**Recorded information**
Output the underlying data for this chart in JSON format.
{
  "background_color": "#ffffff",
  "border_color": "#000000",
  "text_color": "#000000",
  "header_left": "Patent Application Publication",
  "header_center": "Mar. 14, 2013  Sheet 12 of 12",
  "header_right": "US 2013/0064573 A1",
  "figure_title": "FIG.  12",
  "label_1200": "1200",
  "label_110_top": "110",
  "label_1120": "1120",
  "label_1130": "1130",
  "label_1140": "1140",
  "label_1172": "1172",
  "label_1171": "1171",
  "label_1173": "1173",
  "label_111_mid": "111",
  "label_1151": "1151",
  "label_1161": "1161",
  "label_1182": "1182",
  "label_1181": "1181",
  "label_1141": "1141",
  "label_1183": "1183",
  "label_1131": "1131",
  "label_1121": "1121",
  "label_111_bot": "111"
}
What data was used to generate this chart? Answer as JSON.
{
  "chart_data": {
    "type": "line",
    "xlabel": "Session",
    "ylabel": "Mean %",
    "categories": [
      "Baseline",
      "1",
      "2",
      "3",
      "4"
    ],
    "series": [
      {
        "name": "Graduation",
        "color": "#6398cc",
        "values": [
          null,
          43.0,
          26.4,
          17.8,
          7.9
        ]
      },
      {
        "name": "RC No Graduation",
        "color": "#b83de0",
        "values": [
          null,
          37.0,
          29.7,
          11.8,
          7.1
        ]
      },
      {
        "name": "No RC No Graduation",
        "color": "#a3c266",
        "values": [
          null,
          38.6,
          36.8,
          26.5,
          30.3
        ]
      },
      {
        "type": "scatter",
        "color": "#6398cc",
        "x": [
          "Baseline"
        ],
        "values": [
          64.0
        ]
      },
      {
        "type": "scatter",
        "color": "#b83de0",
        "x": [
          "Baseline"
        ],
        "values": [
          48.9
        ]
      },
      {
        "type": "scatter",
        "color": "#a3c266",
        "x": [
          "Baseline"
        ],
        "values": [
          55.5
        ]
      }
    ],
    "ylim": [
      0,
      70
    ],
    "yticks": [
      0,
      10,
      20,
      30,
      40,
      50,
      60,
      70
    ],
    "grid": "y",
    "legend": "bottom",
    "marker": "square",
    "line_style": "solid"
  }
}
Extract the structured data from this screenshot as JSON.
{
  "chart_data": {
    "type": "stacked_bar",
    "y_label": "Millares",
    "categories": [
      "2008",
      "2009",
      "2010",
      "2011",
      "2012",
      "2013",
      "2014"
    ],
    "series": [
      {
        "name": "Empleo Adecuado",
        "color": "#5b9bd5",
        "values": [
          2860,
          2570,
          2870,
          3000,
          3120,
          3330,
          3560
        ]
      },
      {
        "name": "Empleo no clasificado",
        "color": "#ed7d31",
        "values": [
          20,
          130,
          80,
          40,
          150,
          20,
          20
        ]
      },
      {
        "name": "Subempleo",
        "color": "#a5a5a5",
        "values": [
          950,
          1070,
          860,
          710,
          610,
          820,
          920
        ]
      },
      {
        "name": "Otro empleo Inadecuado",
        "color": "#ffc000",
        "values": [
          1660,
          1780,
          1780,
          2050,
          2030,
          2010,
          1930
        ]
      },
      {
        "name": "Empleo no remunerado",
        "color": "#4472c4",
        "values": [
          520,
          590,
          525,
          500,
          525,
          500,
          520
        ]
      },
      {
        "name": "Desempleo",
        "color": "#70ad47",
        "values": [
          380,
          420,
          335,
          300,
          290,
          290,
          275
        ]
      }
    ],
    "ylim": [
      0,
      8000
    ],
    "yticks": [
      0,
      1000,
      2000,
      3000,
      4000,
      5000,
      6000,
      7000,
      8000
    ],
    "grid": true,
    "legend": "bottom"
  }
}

**Problem statement**
Please reproduce every line of the material word for word.

**Solution for this exercise**
Output the underlying data for this chart in JSON format.
{
  "background_color": "#ffffff",
  "border_color": "#000000",
  "text_color": "#000000",
  "header_left": "Patent Application Publication",
  "header_center": "Mar. 14, 2013  Sheet 12 of 12",
  "header_right": "US 2013/0064573 A1",
  "figure_title": "FIG.  12",
  "label_1200": "1200",
  "label_110_top": "110",
  "label_1120": "1120",
  "label_1130": "1130",
  "label_1140": "1140",
  "label_1172": "1172",
  "label_1171": "1171",
  "label_1173": "1173",
  "label_111_mid": "111",
  "label_1151": "1151",
  "label_1161": "1161",
  "label_1182": "1182",
  "label_1181": "1181",
  "label_1141": "1141",
  "label_1183": "1183",
  "label_1131": "1131",
  "label_1121": "1121",
  "label_111_bot": "111"
}
What data was used to generate this chart? Answer as JSON.
{
  "chart_data": {
    "type": "line",
    "xlabel": "Session",
    "ylabel": "Mean %",
    "categories": [
      "Baseline",
      "1",
      "2",
      "3",
      "4"
    ],
    "series": [
      {
        "name": "Graduation",
        "color": "#6398cc",
        "values": [
          null,
          43.0,
          26.4,
          17.8,
          7.9
        ]
      },
      {
        "name": "RC No Graduation",
        "color": "#b83de0",
        "values": [
          null,
          37.0,
          29.7,
          11.8,
          7.1
        ]
      },
      {
        "name": "No RC No Graduation",
        "color": "#a3c266",
        "values": [
          null,
          38.6,
          36.8,
          26.5,
          30.3
        ]
      },
      {
        "type": "scatter",
        "color": "#6398cc",
        "x": [
          "Baseline"
        ],
        "values": [
          64.0
        ]
      },
      {
        "type": "scatter",
        "color": "#b83de0",
        "x": [
          "Baseline"
        ],
        "values": [
          48.9
        ]
      },
      {
        "type": "scatter",
        "color": "#a3c266",
        "x": [
          "Baseline"
        ],
        "values": [
          55.5
        ]
      }
    ],
    "ylim": [
      0,
      70
    ],
    "yticks": [
      0,
      10,
      20,
      30,
      40,
      50,
      60,
      70
    ],
    "grid": "y",
    "legend": "bottom",
    "marker": "square",
    "line_style": "solid"
  }
}
Extract the structured data from this screenshot as JSON.
{
  "chart_data": {
    "type": "stacked_bar",
    "y_label": "Millares",
    "categories": [
      "2008",
      "2009",
      "2010",
      "2011",
      "2012",
      "2013",
      "2014"
    ],
    "series": [
      {
        "name": "Empleo Adecuado",
        "color": "#5b9bd5",
        "values": [
          2860,
          2570,
          2870,
          3000,
          3120,
          3330,
          3560
        ]
      },
      {
        "name": "Empleo no clasificado",
        "color": "#ed7d31",
        "values": [
          20,
          130,
          80,
          40,
          150,
          20,
          20
        ]
      },
      {
        "name": "Subempleo",
        "color": "#a5a5a5",
        "values": [
          950,
          1070,
          860,
          710,
          610,
          820,
          920
        ]
      },
      {
        "name": "Otro empleo Inadecuado",
        "color": "#ffc000",
        "values": [
          1660,
          1780,
          1780,
          2050,
          2030,
          2010,
          1930
        ]
      },
      {
        "name": "Empleo no remunerado",
        "color": "#4472c4",
        "values": [
          520,
          590,
          525,
          500,
          525,
          500,
          520
        ]
      },
      {
        "name": "Desempleo",
        "color": "#70ad47",
        "values": [
          380,
          420,
          335,
          300,
          290,
          290,
          275
        ]
      }
    ],
    "ylim": [
      0,
      8000
    ],
    "yticks": [
      0,
      1000,
      2000,
      3000,
      4000,
      5000,
      6000,
      7000,
      8000
    ],
    "grid": true,
    "legend": "bottom"
  }
}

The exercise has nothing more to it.